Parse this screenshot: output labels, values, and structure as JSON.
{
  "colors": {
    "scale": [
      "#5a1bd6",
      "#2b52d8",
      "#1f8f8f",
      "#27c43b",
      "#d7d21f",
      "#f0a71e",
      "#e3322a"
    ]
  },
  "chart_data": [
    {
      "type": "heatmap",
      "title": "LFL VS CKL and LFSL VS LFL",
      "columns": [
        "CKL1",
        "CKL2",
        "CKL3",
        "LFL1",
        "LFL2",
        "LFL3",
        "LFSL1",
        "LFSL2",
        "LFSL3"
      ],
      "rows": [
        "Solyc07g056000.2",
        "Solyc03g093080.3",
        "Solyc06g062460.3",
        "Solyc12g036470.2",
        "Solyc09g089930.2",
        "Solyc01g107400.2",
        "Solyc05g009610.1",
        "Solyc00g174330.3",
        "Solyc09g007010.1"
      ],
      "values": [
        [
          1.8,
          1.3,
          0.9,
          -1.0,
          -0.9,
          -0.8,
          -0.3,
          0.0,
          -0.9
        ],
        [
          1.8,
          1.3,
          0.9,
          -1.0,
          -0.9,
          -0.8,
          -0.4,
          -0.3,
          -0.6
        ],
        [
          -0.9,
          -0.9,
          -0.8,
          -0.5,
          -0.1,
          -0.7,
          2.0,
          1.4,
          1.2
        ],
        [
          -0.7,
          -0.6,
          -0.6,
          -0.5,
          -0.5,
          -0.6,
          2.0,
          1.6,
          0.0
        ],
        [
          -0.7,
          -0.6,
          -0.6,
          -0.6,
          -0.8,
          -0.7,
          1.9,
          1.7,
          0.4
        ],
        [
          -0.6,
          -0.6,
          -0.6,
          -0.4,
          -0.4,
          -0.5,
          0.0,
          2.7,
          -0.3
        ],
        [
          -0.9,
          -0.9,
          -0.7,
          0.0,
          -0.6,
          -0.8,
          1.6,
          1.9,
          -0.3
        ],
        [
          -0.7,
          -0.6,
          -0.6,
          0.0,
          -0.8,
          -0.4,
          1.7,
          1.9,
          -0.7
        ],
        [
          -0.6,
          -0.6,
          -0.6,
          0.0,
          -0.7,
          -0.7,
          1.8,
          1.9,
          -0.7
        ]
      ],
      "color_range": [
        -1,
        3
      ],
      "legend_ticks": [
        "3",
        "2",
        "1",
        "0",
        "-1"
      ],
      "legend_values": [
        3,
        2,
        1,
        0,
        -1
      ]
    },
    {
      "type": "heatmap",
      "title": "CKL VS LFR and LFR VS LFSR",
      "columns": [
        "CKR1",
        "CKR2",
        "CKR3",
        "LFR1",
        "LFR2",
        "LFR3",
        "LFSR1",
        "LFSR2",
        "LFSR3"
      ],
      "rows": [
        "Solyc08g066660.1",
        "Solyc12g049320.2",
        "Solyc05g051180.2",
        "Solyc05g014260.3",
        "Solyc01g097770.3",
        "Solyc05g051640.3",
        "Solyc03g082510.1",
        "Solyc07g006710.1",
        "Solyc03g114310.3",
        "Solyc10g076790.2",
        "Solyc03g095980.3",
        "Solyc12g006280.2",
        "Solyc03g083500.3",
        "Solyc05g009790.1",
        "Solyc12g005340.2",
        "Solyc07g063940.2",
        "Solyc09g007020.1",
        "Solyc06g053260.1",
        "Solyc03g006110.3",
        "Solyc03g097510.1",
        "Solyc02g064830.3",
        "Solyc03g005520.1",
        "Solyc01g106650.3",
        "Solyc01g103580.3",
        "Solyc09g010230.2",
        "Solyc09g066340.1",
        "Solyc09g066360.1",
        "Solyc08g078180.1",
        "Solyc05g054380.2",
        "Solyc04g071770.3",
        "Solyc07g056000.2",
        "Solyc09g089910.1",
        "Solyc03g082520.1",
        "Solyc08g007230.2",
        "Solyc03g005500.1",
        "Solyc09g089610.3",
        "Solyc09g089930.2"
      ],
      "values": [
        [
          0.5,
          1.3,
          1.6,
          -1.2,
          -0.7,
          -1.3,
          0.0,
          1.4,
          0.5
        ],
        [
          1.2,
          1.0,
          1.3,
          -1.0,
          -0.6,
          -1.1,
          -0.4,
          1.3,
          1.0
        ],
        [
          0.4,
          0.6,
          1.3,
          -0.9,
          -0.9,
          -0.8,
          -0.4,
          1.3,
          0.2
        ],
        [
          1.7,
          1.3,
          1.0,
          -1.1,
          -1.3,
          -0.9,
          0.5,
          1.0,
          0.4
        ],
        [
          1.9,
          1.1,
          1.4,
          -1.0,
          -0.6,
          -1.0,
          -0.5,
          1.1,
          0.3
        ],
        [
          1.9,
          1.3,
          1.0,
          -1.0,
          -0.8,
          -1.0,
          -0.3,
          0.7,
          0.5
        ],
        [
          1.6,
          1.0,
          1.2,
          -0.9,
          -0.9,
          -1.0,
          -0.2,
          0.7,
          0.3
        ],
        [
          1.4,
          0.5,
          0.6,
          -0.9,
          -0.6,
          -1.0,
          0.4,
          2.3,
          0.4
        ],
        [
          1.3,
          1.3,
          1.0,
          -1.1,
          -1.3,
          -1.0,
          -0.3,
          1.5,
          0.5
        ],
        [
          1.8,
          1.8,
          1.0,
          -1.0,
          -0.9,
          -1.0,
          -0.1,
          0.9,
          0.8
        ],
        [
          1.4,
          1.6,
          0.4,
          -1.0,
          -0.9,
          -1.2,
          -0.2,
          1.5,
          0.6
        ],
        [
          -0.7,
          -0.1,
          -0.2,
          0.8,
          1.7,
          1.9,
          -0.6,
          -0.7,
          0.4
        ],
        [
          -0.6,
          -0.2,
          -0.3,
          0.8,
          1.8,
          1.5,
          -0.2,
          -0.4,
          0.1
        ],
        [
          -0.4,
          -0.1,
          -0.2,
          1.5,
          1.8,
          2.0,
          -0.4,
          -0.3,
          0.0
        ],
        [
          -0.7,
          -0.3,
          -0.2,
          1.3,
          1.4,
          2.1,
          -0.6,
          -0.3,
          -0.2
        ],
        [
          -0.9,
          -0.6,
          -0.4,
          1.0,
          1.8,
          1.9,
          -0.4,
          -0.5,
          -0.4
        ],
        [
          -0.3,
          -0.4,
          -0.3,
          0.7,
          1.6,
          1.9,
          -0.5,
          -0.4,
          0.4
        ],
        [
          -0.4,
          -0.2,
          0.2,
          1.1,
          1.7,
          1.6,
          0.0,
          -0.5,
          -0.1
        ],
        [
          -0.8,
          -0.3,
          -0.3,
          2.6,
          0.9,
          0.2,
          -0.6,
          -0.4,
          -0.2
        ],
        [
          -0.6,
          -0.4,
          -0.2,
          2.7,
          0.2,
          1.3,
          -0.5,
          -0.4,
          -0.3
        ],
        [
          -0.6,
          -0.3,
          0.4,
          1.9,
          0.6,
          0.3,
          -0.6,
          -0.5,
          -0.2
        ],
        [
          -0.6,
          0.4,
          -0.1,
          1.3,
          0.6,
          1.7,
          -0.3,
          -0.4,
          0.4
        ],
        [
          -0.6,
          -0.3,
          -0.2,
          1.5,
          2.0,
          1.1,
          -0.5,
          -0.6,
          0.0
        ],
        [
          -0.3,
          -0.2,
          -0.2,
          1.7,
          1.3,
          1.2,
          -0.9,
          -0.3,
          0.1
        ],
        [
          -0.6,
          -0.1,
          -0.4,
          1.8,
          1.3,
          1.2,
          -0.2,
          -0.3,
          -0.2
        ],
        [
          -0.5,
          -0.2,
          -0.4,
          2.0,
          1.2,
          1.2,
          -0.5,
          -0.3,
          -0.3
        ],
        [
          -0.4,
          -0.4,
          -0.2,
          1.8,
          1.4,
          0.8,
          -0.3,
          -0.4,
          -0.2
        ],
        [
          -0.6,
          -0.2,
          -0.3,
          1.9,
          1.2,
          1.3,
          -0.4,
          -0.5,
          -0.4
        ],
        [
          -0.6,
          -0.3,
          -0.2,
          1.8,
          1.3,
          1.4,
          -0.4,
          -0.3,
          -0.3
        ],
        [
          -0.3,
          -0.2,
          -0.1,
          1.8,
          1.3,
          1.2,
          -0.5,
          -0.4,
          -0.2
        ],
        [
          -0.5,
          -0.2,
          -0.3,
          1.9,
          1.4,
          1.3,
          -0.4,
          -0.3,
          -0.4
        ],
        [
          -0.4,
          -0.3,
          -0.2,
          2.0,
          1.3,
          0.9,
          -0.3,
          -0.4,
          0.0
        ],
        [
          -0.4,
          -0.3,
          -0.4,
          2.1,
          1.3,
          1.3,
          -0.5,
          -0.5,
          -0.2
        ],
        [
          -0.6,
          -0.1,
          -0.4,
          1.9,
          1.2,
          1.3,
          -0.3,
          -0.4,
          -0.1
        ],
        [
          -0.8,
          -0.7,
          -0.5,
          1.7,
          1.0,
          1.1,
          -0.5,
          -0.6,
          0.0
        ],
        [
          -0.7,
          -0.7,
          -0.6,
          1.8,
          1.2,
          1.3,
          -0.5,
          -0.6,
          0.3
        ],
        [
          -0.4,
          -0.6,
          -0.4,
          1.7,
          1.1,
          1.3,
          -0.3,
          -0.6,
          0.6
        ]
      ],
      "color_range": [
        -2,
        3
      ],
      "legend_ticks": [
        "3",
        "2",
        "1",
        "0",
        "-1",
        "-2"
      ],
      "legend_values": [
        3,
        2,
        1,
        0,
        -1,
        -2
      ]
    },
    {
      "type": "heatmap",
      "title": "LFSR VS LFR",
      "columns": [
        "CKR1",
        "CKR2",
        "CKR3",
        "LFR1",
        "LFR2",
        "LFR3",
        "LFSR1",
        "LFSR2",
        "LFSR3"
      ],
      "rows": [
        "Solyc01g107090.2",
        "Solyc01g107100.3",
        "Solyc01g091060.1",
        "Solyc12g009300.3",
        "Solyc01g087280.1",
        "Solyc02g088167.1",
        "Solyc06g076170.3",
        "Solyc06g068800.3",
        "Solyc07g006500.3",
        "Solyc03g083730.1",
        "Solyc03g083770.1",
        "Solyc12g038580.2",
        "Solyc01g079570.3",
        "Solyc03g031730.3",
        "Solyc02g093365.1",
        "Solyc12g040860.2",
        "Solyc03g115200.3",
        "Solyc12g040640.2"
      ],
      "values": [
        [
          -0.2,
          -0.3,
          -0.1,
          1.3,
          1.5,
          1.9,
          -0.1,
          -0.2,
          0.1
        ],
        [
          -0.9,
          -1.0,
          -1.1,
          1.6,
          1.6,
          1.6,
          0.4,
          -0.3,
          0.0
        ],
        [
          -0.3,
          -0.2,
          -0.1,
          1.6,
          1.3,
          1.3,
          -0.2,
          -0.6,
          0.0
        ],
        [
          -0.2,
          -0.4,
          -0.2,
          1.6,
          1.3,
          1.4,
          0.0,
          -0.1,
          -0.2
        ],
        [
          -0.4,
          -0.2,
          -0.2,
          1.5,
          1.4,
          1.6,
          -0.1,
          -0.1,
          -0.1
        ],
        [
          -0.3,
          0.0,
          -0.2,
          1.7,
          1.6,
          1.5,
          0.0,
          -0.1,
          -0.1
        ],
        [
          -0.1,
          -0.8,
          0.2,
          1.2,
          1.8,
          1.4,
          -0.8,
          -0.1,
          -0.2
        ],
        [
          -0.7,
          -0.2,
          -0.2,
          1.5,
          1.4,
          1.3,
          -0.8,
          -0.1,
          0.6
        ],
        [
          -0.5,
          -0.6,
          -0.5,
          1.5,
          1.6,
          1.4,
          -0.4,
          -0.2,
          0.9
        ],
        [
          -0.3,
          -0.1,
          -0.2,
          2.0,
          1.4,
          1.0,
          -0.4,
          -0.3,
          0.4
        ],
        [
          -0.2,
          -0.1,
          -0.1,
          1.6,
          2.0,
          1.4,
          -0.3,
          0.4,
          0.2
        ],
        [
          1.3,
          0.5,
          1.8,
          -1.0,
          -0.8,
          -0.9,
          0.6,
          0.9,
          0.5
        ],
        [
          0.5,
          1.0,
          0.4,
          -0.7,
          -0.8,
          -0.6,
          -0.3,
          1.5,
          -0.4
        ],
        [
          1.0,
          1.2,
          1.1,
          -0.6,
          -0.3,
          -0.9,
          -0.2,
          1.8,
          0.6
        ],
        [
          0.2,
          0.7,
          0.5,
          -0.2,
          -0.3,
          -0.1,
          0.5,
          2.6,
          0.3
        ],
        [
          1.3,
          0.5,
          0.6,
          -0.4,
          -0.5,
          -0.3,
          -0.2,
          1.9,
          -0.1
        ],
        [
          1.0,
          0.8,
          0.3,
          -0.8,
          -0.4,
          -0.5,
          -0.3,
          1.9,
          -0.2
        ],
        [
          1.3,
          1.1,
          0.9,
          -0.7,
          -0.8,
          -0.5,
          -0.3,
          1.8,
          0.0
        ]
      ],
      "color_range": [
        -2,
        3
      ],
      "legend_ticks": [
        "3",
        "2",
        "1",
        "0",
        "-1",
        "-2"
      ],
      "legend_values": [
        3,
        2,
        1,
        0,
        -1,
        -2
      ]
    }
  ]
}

§ §

What the task requires: Copy all lines in the listing above where the string "title" appears.

Exercise solution:
      "title": "LFL VS CKL and LFSL VS LFL",
      "title": "CKL VS LFR and LFR VS LFSR",
      "title": "LFSR VS LFR",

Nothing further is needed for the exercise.